INSTRUCTION: Where a line of the material contains the string "title", copy that line.

SUPPLIED DATA:
_ _ _

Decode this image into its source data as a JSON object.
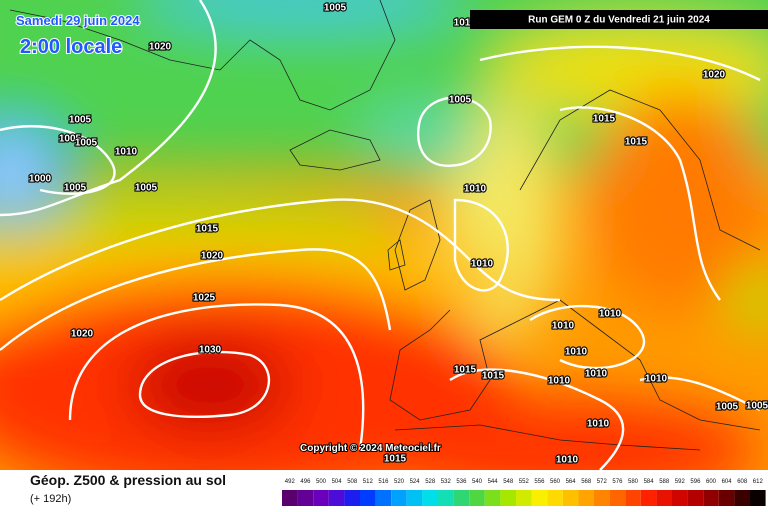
{
  "header": {
    "date": "Samedi 29 juin 2024",
    "time": "2:00 locale",
    "run": "Run GEM 0 Z du Vendredi 21 juin 2024"
  },
  "map": {
    "isobar_labels": [
      1005,
      101,
      1020,
      1005,
      1005,
      1005,
      1010,
      1000,
      1005,
      1005,
      1005,
      1010,
      1015,
      1015,
      1020,
      1015,
      1020,
      1010,
      1025,
      1020,
      1030,
      1010,
      1010,
      1010,
      1015,
      1015,
      1010,
      1010,
      1010,
      1005,
      1005,
      1010,
      1015,
      1010
    ],
    "copyright": "Copyright © 2024 Meteociel.fr"
  },
  "legend": {
    "title": "Géop. Z500 & pression au sol",
    "lead": "(+ 192h)",
    "scale": [
      492,
      496,
      500,
      504,
      508,
      512,
      516,
      520,
      524,
      528,
      532,
      536,
      540,
      544,
      548,
      552,
      556,
      560,
      564,
      568,
      572,
      576,
      580,
      584,
      588,
      592,
      596,
      600,
      604,
      608,
      612
    ]
  }
}
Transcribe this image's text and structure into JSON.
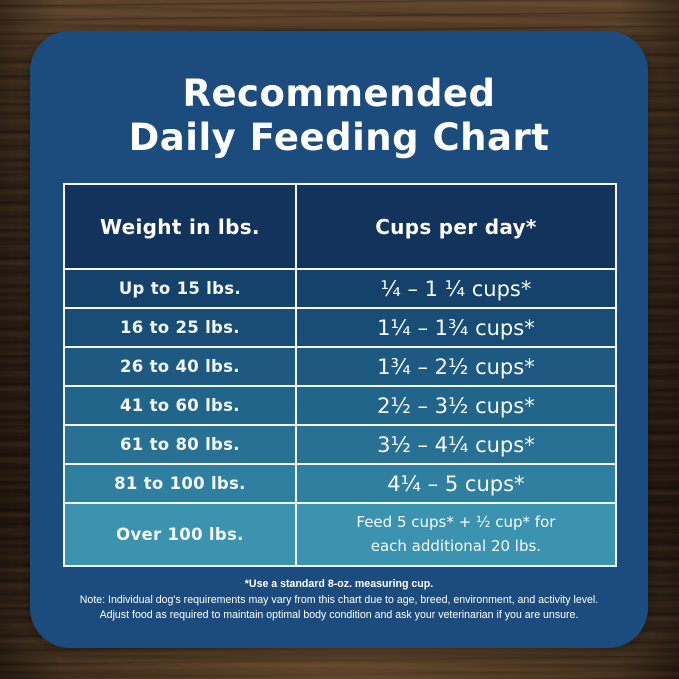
{
  "title": {
    "line1": "Recommended",
    "line2": "Daily Feeding Chart"
  },
  "chart_data": {
    "type": "table",
    "title": "Recommended Daily Feeding Chart",
    "columns": {
      "weight": "Weight in lbs.",
      "cups": "Cups per day*"
    },
    "rows": [
      {
        "weight": "Up to 15 lbs.",
        "cups": "¼ – 1 ¼ cups*"
      },
      {
        "weight": "16 to 25 lbs.",
        "cups": "1¼ – 1¾  cups*"
      },
      {
        "weight": "26 to 40 lbs.",
        "cups": "1¾ – 2½ cups*"
      },
      {
        "weight": "41 to 60 lbs.",
        "cups": "2½ – 3½ cups*"
      },
      {
        "weight": "61 to 80 lbs.",
        "cups": "3½ – 4¼ cups*"
      },
      {
        "weight": "81 to 100 lbs.",
        "cups": "4¼ – 5 cups*"
      },
      {
        "weight": "Over 100 lbs.",
        "cups": "Feed 5 cups* + ½ cup* for\neach additional 20 lbs."
      }
    ],
    "header_color": "#12335b",
    "row_colors": [
      "#15426b",
      "#184d75",
      "#1d5980",
      "#22658b",
      "#287195",
      "#2f7fa0",
      "#3b93af"
    ]
  },
  "footer": {
    "note1": "*Use a standard 8-oz. measuring cup.",
    "note2": "Note: Individual dog's requirements may vary from this chart due to age, breed, environment, and activity level.",
    "note3": "Adjust food as required to maintain optimal body condition and ask your veterinarian if you are unsure."
  },
  "colors": {
    "card": "#1b4c7d",
    "table_border": "#ffffff",
    "text": "#ffffff"
  }
}
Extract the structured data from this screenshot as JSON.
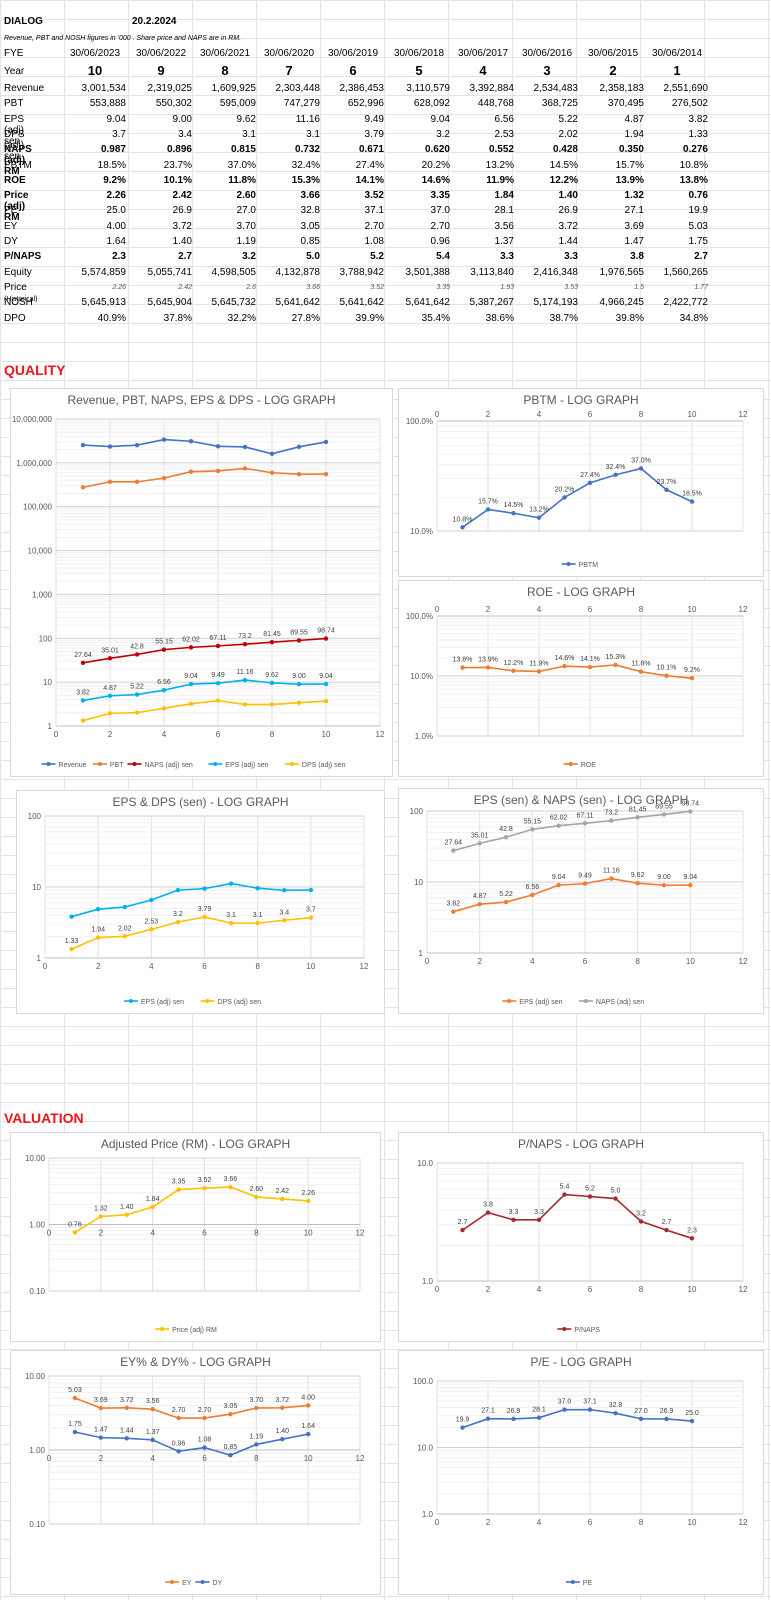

_ _ _

EXERCISE RESPONSE:
    "title": "Géop. Z500 & pression au sol",
  "title": {
    "title": "Recommended Daily Feeding Chart",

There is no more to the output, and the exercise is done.